■ **Entries provided**:
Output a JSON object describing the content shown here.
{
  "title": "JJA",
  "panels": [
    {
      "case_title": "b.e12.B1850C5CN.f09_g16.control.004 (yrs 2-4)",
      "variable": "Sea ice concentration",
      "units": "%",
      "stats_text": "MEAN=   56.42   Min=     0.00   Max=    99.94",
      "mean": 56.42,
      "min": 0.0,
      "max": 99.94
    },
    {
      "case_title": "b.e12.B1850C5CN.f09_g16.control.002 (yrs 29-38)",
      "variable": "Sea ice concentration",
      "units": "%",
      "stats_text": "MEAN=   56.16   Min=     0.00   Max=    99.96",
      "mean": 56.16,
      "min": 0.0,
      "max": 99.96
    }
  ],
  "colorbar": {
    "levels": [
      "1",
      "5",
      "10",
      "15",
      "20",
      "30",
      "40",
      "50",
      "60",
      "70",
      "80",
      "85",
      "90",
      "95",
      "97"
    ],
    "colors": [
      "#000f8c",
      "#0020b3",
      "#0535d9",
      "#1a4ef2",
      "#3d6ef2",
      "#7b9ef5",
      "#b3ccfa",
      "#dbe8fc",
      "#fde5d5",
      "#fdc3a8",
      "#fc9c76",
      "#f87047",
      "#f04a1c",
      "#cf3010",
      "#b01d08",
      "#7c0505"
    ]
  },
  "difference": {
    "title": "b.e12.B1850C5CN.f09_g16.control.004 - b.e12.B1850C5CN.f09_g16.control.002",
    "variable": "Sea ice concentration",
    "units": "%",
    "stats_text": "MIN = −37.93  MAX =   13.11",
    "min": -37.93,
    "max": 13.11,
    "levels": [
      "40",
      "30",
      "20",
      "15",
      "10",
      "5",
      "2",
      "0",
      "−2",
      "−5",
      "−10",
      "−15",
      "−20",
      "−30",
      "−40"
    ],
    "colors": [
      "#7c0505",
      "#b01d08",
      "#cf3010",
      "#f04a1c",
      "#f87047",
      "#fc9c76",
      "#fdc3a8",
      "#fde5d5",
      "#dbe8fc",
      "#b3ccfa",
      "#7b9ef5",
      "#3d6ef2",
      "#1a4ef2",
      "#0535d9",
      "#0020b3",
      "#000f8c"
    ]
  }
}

■ **Exercise objective**: Transcribe the material exactly as it reads.

■ **Solved problem**:
Output a JSON object describing the content shown here.
{
  "title": "JJA",
  "panels": [
    {
      "case_title": "b.e12.B1850C5CN.f09_g16.control.004 (yrs 2-4)",
      "variable": "Sea ice concentration",
      "units": "%",
      "stats_text": "MEAN=   56.42   Min=     0.00   Max=    99.94",
      "mean": 56.42,
      "min": 0.0,
      "max": 99.94
    },
    {
      "case_title": "b.e12.B1850C5CN.f09_g16.control.002 (yrs 29-38)",
      "variable": "Sea ice concentration",
      "units": "%",
      "stats_text": "MEAN=   56.16   Min=     0.00   Max=    99.96",
      "mean": 56.16,
      "min": 0.0,
      "max": 99.96
    }
  ],
  "colorbar": {
    "levels": [
      "1",
      "5",
      "10",
      "15",
      "20",
      "30",
      "40",
      "50",
      "60",
      "70",
      "80",
      "85",
      "90",
      "95",
      "97"
    ],
    "colors": [
      "#000f8c",
      "#0020b3",
      "#0535d9",
      "#1a4ef2",
      "#3d6ef2",
      "#7b9ef5",
      "#b3ccfa",
      "#dbe8fc",
      "#fde5d5",
      "#fdc3a8",
      "#fc9c76",
      "#f87047",
      "#f04a1c",
      "#cf3010",
      "#b01d08",
      "#7c0505"
    ]
  },
  "difference": {
    "title": "b.e12.B1850C5CN.f09_g16.control.004 - b.e12.B1850C5CN.f09_g16.control.002",
    "variable": "Sea ice concentration",
    "units": "%",
    "stats_text": "MIN = −37.93  MAX =   13.11",
    "min": -37.93,
    "max": 13.11,
    "levels": [
      "40",
      "30",
      "20",
      "15",
      "10",
      "5",
      "2",
      "0",
      "−2",
      "−5",
      "−10",
      "−15",
      "−20",
      "−30",
      "−40"
    ],
    "colors": [
      "#7c0505",
      "#b01d08",
      "#cf3010",
      "#f04a1c",
      "#f87047",
      "#fc9c76",
      "#fdc3a8",
      "#fde5d5",
      "#dbe8fc",
      "#b3ccfa",
      "#7b9ef5",
      "#3d6ef2",
      "#1a4ef2",
      "#0535d9",
      "#0020b3",
      "#000f8c"
    ]
  }
}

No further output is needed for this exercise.